• Aim of the task: Starting from the line that contains "What does this", reproduce each line exactly through the end of the material, and include no other lines.

• Records provided:
>> Start
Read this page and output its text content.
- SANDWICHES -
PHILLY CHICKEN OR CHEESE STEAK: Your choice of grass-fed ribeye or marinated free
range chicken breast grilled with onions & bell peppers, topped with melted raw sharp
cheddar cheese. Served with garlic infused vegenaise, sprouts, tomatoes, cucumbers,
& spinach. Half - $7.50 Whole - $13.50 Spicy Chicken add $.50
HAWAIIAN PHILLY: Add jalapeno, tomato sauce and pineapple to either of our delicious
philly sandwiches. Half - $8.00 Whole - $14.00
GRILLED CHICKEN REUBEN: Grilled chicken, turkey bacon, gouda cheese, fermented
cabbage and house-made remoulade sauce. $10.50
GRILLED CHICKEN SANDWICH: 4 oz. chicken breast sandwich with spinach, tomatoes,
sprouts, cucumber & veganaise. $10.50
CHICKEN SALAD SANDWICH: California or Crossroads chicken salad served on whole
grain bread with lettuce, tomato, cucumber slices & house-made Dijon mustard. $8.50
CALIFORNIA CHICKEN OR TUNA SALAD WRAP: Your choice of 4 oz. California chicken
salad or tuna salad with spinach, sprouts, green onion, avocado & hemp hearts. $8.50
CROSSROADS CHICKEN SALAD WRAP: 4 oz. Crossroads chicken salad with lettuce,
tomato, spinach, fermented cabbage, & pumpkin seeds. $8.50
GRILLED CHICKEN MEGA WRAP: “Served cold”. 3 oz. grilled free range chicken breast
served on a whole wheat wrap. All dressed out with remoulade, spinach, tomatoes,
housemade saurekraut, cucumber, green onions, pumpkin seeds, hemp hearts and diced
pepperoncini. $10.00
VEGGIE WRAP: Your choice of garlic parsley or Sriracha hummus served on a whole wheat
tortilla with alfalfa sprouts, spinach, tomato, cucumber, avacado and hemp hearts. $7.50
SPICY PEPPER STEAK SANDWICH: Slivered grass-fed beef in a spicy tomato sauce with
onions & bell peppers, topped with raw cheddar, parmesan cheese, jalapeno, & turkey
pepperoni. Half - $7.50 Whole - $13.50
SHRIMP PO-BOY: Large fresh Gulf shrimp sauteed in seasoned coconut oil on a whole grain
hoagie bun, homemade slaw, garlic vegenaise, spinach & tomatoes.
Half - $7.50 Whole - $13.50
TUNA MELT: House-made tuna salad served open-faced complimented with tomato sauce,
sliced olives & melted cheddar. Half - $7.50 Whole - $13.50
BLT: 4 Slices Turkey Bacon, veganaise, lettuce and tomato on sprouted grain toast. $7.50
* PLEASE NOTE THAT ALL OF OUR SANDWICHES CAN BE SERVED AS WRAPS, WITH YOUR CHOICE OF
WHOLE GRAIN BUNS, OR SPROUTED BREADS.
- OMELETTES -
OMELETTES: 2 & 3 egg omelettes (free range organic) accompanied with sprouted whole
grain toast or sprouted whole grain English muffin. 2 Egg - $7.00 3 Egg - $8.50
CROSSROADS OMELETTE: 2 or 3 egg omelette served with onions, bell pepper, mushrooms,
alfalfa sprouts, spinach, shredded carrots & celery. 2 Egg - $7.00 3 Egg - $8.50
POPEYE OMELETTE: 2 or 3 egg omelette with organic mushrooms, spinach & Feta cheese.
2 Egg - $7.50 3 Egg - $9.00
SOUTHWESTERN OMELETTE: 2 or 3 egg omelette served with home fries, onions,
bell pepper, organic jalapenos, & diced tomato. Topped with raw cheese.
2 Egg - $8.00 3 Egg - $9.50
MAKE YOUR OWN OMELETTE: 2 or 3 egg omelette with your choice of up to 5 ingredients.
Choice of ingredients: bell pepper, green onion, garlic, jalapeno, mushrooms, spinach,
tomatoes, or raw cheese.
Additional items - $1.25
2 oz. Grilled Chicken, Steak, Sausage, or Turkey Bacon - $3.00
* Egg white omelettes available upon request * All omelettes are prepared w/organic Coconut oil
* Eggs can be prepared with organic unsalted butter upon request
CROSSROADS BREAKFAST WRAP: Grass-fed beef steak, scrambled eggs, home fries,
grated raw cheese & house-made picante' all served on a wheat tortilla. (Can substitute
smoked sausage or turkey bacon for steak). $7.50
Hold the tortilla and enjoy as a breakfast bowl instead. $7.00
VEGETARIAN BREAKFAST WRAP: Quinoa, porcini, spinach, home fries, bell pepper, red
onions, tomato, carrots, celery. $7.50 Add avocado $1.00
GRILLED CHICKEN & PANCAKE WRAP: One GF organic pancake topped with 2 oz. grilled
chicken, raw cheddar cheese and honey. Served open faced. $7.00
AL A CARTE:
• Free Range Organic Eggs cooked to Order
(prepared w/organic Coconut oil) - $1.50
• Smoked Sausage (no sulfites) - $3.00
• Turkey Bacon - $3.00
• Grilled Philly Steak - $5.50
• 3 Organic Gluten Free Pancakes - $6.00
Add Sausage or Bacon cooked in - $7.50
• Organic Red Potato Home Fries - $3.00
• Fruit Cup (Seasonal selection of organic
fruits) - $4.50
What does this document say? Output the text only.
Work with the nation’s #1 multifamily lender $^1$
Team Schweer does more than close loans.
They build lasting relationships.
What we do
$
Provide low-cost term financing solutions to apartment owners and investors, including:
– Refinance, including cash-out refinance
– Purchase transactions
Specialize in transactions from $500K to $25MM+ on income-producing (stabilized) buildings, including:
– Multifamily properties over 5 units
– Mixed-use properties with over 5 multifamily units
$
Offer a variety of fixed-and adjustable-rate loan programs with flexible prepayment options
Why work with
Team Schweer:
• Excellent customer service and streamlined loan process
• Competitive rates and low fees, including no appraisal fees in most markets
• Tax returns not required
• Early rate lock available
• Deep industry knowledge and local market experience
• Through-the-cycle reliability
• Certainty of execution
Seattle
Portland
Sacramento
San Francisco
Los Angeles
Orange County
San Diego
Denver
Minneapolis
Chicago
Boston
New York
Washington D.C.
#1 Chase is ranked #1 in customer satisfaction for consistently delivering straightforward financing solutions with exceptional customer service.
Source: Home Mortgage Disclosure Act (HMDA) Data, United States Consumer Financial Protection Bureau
>> End
• Output for this task:
What does this document say? Output the text only.
Work with the nation’s #1 multifamily lender $^1$
Team Schweer does more than close loans.
They build lasting relationships.
What we do
$
Provide low-cost term financing solutions to apartment owners and investors, including:
– Refinance, including cash-out refinance
– Purchase transactions
Specialize in transactions from $500K to $25MM+ on income-producing (stabilized) buildings, including:
– Multifamily properties over 5 units
– Mixed-use properties with over 5 multifamily units
$
Offer a variety of fixed-and adjustable-rate loan programs with flexible prepayment options
Why work with
Team Schweer:
• Excellent customer service and streamlined loan process
• Competitive rates and low fees, including no appraisal fees in most markets
• Tax returns not required
• Early rate lock available
• Deep industry knowledge and local market experience
• Through-the-cycle reliability
• Certainty of execution
Seattle
Portland
Sacramento
San Francisco
Los Angeles
Orange County
San Diego
Denver
Minneapolis
Chicago
Boston
New York
Washington D.C.
#1 Chase is ranked #1 in customer satisfaction for consistently delivering straightforward financing solutions with exceptional customer service.
Source: Home Mortgage Disclosure Act (HMDA) Data, United States Consumer Financial Protection Bureau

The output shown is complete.